DATA ROWS =
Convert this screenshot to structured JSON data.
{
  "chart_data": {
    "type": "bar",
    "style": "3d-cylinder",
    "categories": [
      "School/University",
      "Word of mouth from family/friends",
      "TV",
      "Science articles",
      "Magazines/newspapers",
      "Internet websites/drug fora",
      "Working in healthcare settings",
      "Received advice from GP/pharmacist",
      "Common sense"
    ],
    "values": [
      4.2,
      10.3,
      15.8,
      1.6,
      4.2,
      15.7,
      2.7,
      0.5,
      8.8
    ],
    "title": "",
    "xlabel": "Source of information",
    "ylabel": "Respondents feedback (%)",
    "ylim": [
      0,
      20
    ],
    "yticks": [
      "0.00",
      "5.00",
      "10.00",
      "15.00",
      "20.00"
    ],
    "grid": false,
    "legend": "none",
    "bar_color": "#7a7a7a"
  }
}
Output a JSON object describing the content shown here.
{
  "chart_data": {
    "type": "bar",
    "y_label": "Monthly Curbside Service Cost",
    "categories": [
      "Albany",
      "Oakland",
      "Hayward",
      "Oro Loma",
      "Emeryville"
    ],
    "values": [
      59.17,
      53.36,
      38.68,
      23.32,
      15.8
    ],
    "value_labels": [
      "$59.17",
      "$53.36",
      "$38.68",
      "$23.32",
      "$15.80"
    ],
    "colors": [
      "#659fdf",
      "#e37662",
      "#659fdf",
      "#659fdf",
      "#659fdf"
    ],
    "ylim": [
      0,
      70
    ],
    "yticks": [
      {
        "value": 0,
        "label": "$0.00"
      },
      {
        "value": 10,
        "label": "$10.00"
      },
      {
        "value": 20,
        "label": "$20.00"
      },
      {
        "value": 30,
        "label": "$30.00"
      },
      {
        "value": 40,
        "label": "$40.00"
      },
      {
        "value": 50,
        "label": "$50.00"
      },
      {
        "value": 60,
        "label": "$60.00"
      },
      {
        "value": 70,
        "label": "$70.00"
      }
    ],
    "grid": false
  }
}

TASK PROMPT = Return all of the entries exactly as written.

WRITTEN ANSWER =
Convert this screenshot to structured JSON data.
{
  "chart_data": {
    "type": "bar",
    "style": "3d-cylinder",
    "categories": [
      "School/University",
      "Word of mouth from family/friends",
      "TV",
      "Science articles",
      "Magazines/newspapers",
      "Internet websites/drug fora",
      "Working in healthcare settings",
      "Received advice from GP/pharmacist",
      "Common sense"
    ],
    "values": [
      4.2,
      10.3,
      15.8,
      1.6,
      4.2,
      15.7,
      2.7,
      0.5,
      8.8
    ],
    "title": "",
    "xlabel": "Source of information",
    "ylabel": "Respondents feedback (%)",
    "ylim": [
      0,
      20
    ],
    "yticks": [
      "0.00",
      "5.00",
      "10.00",
      "15.00",
      "20.00"
    ],
    "grid": false,
    "legend": "none",
    "bar_color": "#7a7a7a"
  }
}
Output a JSON object describing the content shown here.
{
  "chart_data": {
    "type": "bar",
    "y_label": "Monthly Curbside Service Cost",
    "categories": [
      "Albany",
      "Oakland",
      "Hayward",
      "Oro Loma",
      "Emeryville"
    ],
    "values": [
      59.17,
      53.36,
      38.68,
      23.32,
      15.8
    ],
    "value_labels": [
      "$59.17",
      "$53.36",
      "$38.68",
      "$23.32",
      "$15.80"
    ],
    "colors": [
      "#659fdf",
      "#e37662",
      "#659fdf",
      "#659fdf",
      "#659fdf"
    ],
    "ylim": [
      0,
      70
    ],
    "yticks": [
      {
        "value": 0,
        "label": "$0.00"
      },
      {
        "value": 10,
        "label": "$10.00"
      },
      {
        "value": 20,
        "label": "$20.00"
      },
      {
        "value": 30,
        "label": "$30.00"
      },
      {
        "value": 40,
        "label": "$40.00"
      },
      {
        "value": 50,
        "label": "$50.00"
      },
      {
        "value": 60,
        "label": "$60.00"
      },
      {
        "value": 70,
        "label": "$70.00"
      }
    ],
    "grid": false
  }
}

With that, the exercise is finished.